| WHAT IS BEING ASKED |
Determine how many lines in these records hold "name". Only the number is wanted.

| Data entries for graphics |
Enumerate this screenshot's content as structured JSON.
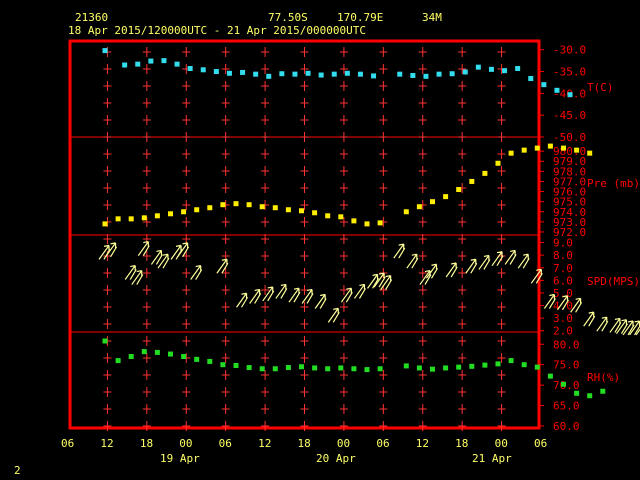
{
  "header": {
    "station": "21360",
    "lat": "77.50S",
    "lon": "170.79E",
    "elev": "34M",
    "period": "18 Apr 2015/120000UTC - 21 Apr 2015/000000UTC"
  },
  "footer": {
    "page": "2"
  },
  "colors": {
    "frame": "#ff0000",
    "grid": "#ff3333",
    "text_axis": "#ffff66",
    "temp": "#33ddee",
    "pres": "#ffee00",
    "wind": "#ffff99",
    "rh": "#22dd22"
  },
  "chart_data": [
    {
      "type": "scatter",
      "name": "T(C)",
      "ylabel": "T(C)",
      "ticks": [
        "-30.0",
        "-35.0",
        "-40.0",
        "-45.0",
        "-50.0"
      ],
      "ylim": [
        -50,
        -28
      ],
      "x": [
        0,
        3,
        5,
        7,
        9,
        11,
        13,
        15,
        17,
        19,
        21,
        23,
        25,
        27,
        29,
        31,
        33,
        35,
        37,
        39,
        41,
        43,
        45,
        47,
        49,
        51,
        53,
        55,
        57,
        59,
        61,
        63,
        65,
        67,
        69,
        71
      ],
      "values": [
        -30.2,
        -33.5,
        -33.3,
        -32.6,
        -32.5,
        -33.3,
        -34.3,
        -34.6,
        -35.0,
        -35.4,
        -35.2,
        -35.6,
        -36.1,
        -35.5,
        -35.6,
        -35.4,
        -35.8,
        -35.6,
        -35.4,
        -35.6,
        -36.0,
        null,
        -35.6,
        -35.9,
        -36.1,
        -35.6,
        -35.5,
        -35.1,
        -34.0,
        -34.5,
        -34.8,
        -34.3,
        -36.6,
        -38.0,
        -39.3,
        -40.3
      ],
      "grid": true
    },
    {
      "type": "scatter",
      "name": "Pre (mb)",
      "ylabel": "Pre (mb)",
      "ticks": [
        "980.0",
        "979.0",
        "978.0",
        "977.0",
        "976.0",
        "975.0",
        "974.0",
        "973.0",
        "972.0"
      ],
      "ylim": [
        971.7,
        981.4
      ],
      "x": [
        0,
        2,
        4,
        6,
        8,
        10,
        12,
        14,
        16,
        18,
        20,
        22,
        24,
        26,
        28,
        30,
        32,
        34,
        36,
        38,
        40,
        42,
        46,
        48,
        50,
        52,
        54,
        56,
        58,
        60,
        62,
        64,
        66,
        68,
        70,
        72,
        74
      ],
      "values": [
        972.8,
        973.3,
        973.3,
        973.4,
        973.6,
        973.8,
        974.0,
        974.2,
        974.4,
        974.7,
        974.8,
        974.7,
        974.5,
        974.4,
        974.2,
        974.1,
        973.9,
        973.6,
        973.5,
        973.1,
        972.8,
        972.9,
        974.0,
        974.5,
        975.0,
        975.5,
        976.2,
        977.0,
        977.8,
        978.8,
        979.8,
        980.1,
        980.3,
        980.5,
        980.3,
        980.1,
        979.8
      ],
      "grid": true
    },
    {
      "type": "barbs",
      "name": "SPD(MPS)",
      "ylabel": "SPD(MPS)",
      "ticks": [
        "9.0",
        "8.0",
        "7.0",
        "6.0",
        "5.0",
        "4.0",
        "3.0",
        "2.0"
      ],
      "ylim": [
        1.9,
        9.6
      ],
      "x": [
        0,
        1,
        4,
        5,
        6,
        8,
        9,
        11,
        12,
        14,
        18,
        21,
        23,
        25,
        27,
        29,
        31,
        33,
        35,
        37,
        39,
        41,
        42,
        43,
        45,
        47,
        49,
        50,
        53,
        56,
        58,
        60,
        62,
        64,
        66,
        68,
        70,
        72,
        74,
        76,
        78,
        79,
        80,
        81,
        82
      ],
      "values": [
        8.3,
        8.5,
        6.7,
        6.3,
        8.6,
        7.9,
        7.6,
        8.3,
        8.5,
        6.7,
        7.2,
        4.5,
        4.8,
        5.0,
        5.2,
        4.9,
        4.8,
        4.4,
        3.3,
        4.9,
        5.2,
        6.0,
        6.1,
        5.9,
        8.4,
        7.6,
        6.3,
        6.8,
        6.9,
        7.2,
        7.5,
        7.8,
        7.9,
        7.6,
        6.4,
        4.4,
        4.3,
        4.1,
        3.0,
        2.6,
        2.5,
        2.4,
        2.3,
        2.3,
        2.3
      ],
      "grid": true
    },
    {
      "type": "scatter",
      "name": "RH(%)",
      "ylabel": "RH(%)",
      "ticks": [
        "80.0",
        "75.0",
        "70.0",
        "65.0",
        "60.0"
      ],
      "ylim": [
        59.5,
        83
      ],
      "x": [
        0,
        2,
        4,
        6,
        8,
        10,
        12,
        14,
        16,
        18,
        20,
        22,
        24,
        26,
        28,
        30,
        32,
        34,
        36,
        38,
        40,
        42,
        46,
        48,
        50,
        52,
        54,
        56,
        58,
        60,
        62,
        64,
        66,
        68,
        70,
        72,
        74,
        76
      ],
      "values": [
        80.8,
        76.0,
        77.0,
        78.2,
        78.0,
        77.6,
        77.0,
        76.3,
        75.8,
        75.0,
        74.8,
        74.3,
        74.0,
        74.0,
        74.3,
        74.5,
        74.2,
        74.0,
        74.2,
        74.0,
        73.8,
        74.0,
        74.7,
        74.2,
        73.9,
        74.2,
        74.4,
        74.6,
        74.9,
        75.2,
        76.0,
        75.0,
        74.4,
        72.2,
        70.2,
        68.0,
        67.4,
        68.5
      ],
      "grid": true
    },
    {
      "type": "time_axis",
      "x_ticks": [
        "06",
        "12",
        "18",
        "00",
        "06",
        "12",
        "18",
        "00",
        "06",
        "12",
        "18",
        "00",
        "06"
      ],
      "date_labels": [
        "19 Apr",
        "20 Apr",
        "21 Apr"
      ]
    }
  ]
}
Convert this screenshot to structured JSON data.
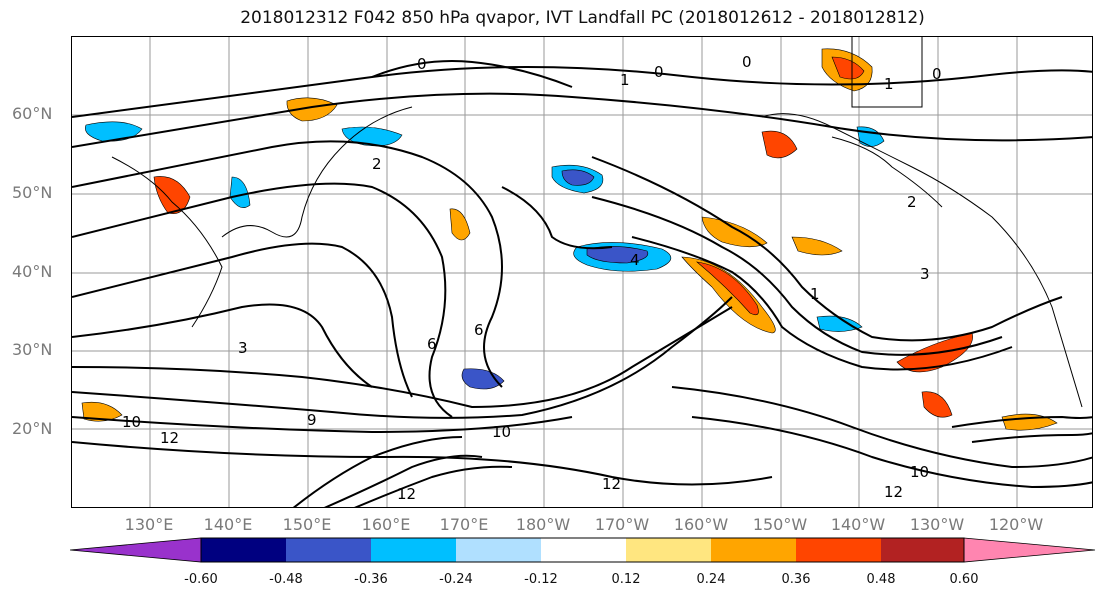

| WRITTEN RESPONSE |
4